Copy out every record below with complete accuracy.

RAW RECORDS:
——
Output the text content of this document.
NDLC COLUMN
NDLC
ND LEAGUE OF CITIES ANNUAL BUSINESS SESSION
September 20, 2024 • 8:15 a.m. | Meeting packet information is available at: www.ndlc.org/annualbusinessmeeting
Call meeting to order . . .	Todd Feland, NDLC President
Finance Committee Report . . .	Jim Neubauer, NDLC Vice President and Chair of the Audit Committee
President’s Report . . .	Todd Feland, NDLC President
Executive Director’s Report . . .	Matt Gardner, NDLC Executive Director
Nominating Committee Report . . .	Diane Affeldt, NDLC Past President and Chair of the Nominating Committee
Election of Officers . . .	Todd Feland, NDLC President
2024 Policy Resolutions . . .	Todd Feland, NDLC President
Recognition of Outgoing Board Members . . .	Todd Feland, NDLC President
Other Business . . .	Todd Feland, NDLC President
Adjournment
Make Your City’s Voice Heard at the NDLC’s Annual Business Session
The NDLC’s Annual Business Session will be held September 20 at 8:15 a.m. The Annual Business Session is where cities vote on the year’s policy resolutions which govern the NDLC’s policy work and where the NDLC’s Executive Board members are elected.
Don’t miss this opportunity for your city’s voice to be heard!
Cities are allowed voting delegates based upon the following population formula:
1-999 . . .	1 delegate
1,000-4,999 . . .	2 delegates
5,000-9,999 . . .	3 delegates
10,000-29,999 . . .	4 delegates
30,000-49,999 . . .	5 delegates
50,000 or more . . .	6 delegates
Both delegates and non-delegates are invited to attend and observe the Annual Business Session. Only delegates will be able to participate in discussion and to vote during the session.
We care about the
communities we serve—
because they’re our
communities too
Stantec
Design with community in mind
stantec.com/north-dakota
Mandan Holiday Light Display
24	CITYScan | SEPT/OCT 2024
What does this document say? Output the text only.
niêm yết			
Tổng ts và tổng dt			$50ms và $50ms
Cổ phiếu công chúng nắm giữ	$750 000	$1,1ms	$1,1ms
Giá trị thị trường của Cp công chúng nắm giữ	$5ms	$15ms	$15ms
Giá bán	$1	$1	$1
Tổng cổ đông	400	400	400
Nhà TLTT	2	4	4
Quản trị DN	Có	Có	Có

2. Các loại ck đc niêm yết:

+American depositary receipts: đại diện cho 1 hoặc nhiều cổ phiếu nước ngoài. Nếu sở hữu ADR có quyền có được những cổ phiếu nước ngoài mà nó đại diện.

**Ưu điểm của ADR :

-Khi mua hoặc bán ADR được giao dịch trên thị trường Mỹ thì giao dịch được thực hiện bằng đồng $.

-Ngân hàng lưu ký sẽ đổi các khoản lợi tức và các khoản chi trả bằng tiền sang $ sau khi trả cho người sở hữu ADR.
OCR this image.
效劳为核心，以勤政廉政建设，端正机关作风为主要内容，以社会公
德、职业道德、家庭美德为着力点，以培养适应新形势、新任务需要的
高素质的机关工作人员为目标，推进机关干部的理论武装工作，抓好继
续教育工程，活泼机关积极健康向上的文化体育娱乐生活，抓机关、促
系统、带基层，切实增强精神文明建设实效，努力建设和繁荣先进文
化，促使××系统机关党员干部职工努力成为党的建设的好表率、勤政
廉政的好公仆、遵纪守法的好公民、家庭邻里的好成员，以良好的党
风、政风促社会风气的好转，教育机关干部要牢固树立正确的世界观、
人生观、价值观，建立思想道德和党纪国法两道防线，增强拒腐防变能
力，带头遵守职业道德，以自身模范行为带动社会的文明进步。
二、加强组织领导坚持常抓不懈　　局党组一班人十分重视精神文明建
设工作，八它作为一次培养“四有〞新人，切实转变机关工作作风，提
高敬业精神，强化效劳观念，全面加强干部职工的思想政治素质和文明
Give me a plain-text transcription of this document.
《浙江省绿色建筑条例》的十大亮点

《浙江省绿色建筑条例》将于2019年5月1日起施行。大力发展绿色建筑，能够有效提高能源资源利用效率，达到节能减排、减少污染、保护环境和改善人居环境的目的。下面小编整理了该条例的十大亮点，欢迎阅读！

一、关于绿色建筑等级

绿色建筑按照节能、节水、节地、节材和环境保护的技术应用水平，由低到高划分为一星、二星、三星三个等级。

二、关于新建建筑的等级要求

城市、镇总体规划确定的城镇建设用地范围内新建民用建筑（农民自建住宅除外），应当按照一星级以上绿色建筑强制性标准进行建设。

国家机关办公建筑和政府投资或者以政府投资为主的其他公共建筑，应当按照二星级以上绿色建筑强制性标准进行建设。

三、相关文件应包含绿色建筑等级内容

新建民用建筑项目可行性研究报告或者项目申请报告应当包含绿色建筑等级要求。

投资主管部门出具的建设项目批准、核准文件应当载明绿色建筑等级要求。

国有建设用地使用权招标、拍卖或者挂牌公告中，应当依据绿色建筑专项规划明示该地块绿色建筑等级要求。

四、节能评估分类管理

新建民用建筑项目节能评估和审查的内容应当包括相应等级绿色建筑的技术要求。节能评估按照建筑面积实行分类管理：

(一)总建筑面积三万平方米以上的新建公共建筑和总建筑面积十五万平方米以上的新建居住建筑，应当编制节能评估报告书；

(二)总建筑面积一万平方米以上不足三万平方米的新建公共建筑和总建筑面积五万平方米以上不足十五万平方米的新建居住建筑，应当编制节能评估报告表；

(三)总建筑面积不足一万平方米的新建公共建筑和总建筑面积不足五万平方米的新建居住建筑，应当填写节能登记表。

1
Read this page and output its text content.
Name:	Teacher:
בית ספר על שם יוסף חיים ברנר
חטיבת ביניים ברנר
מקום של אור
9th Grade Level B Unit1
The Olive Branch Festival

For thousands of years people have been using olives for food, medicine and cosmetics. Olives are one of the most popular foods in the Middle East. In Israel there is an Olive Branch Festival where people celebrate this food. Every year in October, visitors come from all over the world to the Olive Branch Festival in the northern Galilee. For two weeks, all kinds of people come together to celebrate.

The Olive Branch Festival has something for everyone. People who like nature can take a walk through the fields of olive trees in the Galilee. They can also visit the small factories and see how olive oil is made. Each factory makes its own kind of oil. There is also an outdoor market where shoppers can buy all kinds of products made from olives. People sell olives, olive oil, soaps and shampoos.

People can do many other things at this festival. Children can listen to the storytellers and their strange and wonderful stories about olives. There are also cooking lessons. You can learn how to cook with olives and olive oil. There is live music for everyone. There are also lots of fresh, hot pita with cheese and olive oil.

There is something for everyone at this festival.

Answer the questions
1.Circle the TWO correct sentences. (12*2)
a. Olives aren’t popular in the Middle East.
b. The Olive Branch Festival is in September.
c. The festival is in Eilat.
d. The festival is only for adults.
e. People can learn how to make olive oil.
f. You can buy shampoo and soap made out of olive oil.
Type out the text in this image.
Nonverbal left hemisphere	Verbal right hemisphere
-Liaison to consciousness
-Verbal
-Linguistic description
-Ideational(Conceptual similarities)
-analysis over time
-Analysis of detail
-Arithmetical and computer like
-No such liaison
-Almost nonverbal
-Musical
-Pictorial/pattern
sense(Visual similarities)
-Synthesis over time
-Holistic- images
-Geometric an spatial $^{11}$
——
RESULT OF THE TASK:
Output the text content of this document.
NDLC COLUMN
NDLC
ND LEAGUE OF CITIES ANNUAL BUSINESS SESSION
September 20, 2024 • 8:15 a.m. | Meeting packet information is available at: www.ndlc.org/annualbusinessmeeting
Call meeting to order . . .	Todd Feland, NDLC President
Finance Committee Report . . .	Jim Neubauer, NDLC Vice President and Chair of the Audit Committee
President’s Report . . .	Todd Feland, NDLC President
Executive Director’s Report . . .	Matt Gardner, NDLC Executive Director
Nominating Committee Report . . .	Diane Affeldt, NDLC Past President and Chair of the Nominating Committee
Election of Officers . . .	Todd Feland, NDLC President
2024 Policy Resolutions . . .	Todd Feland, NDLC President
Recognition of Outgoing Board Members . . .	Todd Feland, NDLC President
Other Business . . .	Todd Feland, NDLC President
Adjournment
Make Your City’s Voice Heard at the NDLC’s Annual Business Session
The NDLC’s Annual Business Session will be held September 20 at 8:15 a.m. The Annual Business Session is where cities vote on the year’s policy resolutions which govern the NDLC’s policy work and where the NDLC’s Executive Board members are elected.
Don’t miss this opportunity for your city’s voice to be heard!
Cities are allowed voting delegates based upon the following population formula:
1-999 . . .	1 delegate
1,000-4,999 . . .	2 delegates
5,000-9,999 . . .	3 delegates
10,000-29,999 . . .	4 delegates
30,000-49,999 . . .	5 delegates
50,000 or more . . .	6 delegates
Both delegates and non-delegates are invited to attend and observe the Annual Business Session. Only delegates will be able to participate in discussion and to vote during the session.
We care about the
communities we serve—
because they’re our
communities too
Stantec
Design with community in mind
stantec.com/north-dakota
Mandan Holiday Light Display
24	CITYScan | SEPT/OCT 2024
What does this document say? Output the text only.
niêm yết			
Tổng ts và tổng dt			$50ms và $50ms
Cổ phiếu công chúng nắm giữ	$750 000	$1,1ms	$1,1ms
Giá trị thị trường của Cp công chúng nắm giữ	$5ms	$15ms	$15ms
Giá bán	$1	$1	$1
Tổng cổ đông	400	400	400
Nhà TLTT	2	4	4
Quản trị DN	Có	Có	Có

2. Các loại ck đc niêm yết:

+American depositary receipts: đại diện cho 1 hoặc nhiều cổ phiếu nước ngoài. Nếu sở hữu ADR có quyền có được những cổ phiếu nước ngoài mà nó đại diện.

**Ưu điểm của ADR :

-Khi mua hoặc bán ADR được giao dịch trên thị trường Mỹ thì giao dịch được thực hiện bằng đồng $.

-Ngân hàng lưu ký sẽ đổi các khoản lợi tức và các khoản chi trả bằng tiền sang $ sau khi trả cho người sở hữu ADR.
OCR this image.
效劳为核心，以勤政廉政建设，端正机关作风为主要内容，以社会公
德、职业道德、家庭美德为着力点，以培养适应新形势、新任务需要的
高素质的机关工作人员为目标，推进机关干部的理论武装工作，抓好继
续教育工程，活泼机关积极健康向上的文化体育娱乐生活，抓机关、促
系统、带基层，切实增强精神文明建设实效，努力建设和繁荣先进文
化，促使××系统机关党员干部职工努力成为党的建设的好表率、勤政
廉政的好公仆、遵纪守法的好公民、家庭邻里的好成员，以良好的党
风、政风促社会风气的好转，教育机关干部要牢固树立正确的世界观、
人生观、价值观，建立思想道德和党纪国法两道防线，增强拒腐防变能
力，带头遵守职业道德，以自身模范行为带动社会的文明进步。
二、加强组织领导坚持常抓不懈　　局党组一班人十分重视精神文明建
设工作，八它作为一次培养“四有〞新人，切实转变机关工作作风，提
高敬业精神，强化效劳观念，全面加强干部职工的思想政治素质和文明
Give me a plain-text transcription of this document.
《浙江省绿色建筑条例》的十大亮点

《浙江省绿色建筑条例》将于2019年5月1日起施行。大力发展绿色建筑，能够有效提高能源资源利用效率，达到节能减排、减少污染、保护环境和改善人居环境的目的。下面小编整理了该条例的十大亮点，欢迎阅读！

一、关于绿色建筑等级

绿色建筑按照节能、节水、节地、节材和环境保护的技术应用水平，由低到高划分为一星、二星、三星三个等级。

二、关于新建建筑的等级要求

城市、镇总体规划确定的城镇建设用地范围内新建民用建筑（农民自建住宅除外），应当按照一星级以上绿色建筑强制性标准进行建设。

国家机关办公建筑和政府投资或者以政府投资为主的其他公共建筑，应当按照二星级以上绿色建筑强制性标准进行建设。

三、相关文件应包含绿色建筑等级内容

新建民用建筑项目可行性研究报告或者项目申请报告应当包含绿色建筑等级要求。

投资主管部门出具的建设项目批准、核准文件应当载明绿色建筑等级要求。

国有建设用地使用权招标、拍卖或者挂牌公告中，应当依据绿色建筑专项规划明示该地块绿色建筑等级要求。

四、节能评估分类管理

新建民用建筑项目节能评估和审查的内容应当包括相应等级绿色建筑的技术要求。节能评估按照建筑面积实行分类管理：

(一)总建筑面积三万平方米以上的新建公共建筑和总建筑面积十五万平方米以上的新建居住建筑，应当编制节能评估报告书；

(二)总建筑面积一万平方米以上不足三万平方米的新建公共建筑和总建筑面积五万平方米以上不足十五万平方米的新建居住建筑，应当编制节能评估报告表；

(三)总建筑面积不足一万平方米的新建公共建筑和总建筑面积不足五万平方米的新建居住建筑，应当填写节能登记表。

1
Read this page and output its text content.
Name:	Teacher:
בית ספר על שם יוסף חיים ברנר
חטיבת ביניים ברנר
מקום של אור
9th Grade Level B Unit1
The Olive Branch Festival

For thousands of years people have been using olives for food, medicine and cosmetics. Olives are one of the most popular foods in the Middle East. In Israel there is an Olive Branch Festival where people celebrate this food. Every year in October, visitors come from all over the world to the Olive Branch Festival in the northern Galilee. For two weeks, all kinds of people come together to celebrate.

The Olive Branch Festival has something for everyone. People who like nature can take a walk through the fields of olive trees in the Galilee. They can also visit the small factories and see how olive oil is made. Each factory makes its own kind of oil. There is also an outdoor market where shoppers can buy all kinds of products made from olives. People sell olives, olive oil, soaps and shampoos.

People can do many other things at this festival. Children can listen to the storytellers and their strange and wonderful stories about olives. There are also cooking lessons. You can learn how to cook with olives and olive oil. There is live music for everyone. There are also lots of fresh, hot pita with cheese and olive oil.

There is something for everyone at this festival.

Answer the questions
1.Circle the TWO correct sentences. (12*2)
a. Olives aren’t popular in the Middle East.
b. The Olive Branch Festival is in September.
c. The festival is in Eilat.
d. The festival is only for adults.
e. People can learn how to make olive oil.
f. You can buy shampoo and soap made out of olive oil.
Type out the text in this image.
Nonverbal left hemisphere	Verbal right hemisphere
-Liaison to consciousness
-Verbal
-Linguistic description
-Ideational(Conceptual similarities)
-analysis over time
-Analysis of detail
-Arithmetical and computer like
-No such liaison
-Almost nonverbal
-Musical
-Pictorial/pattern
sense(Visual similarities)
-Synthesis over time
-Holistic- images
-Geometric an spatial $^{11}$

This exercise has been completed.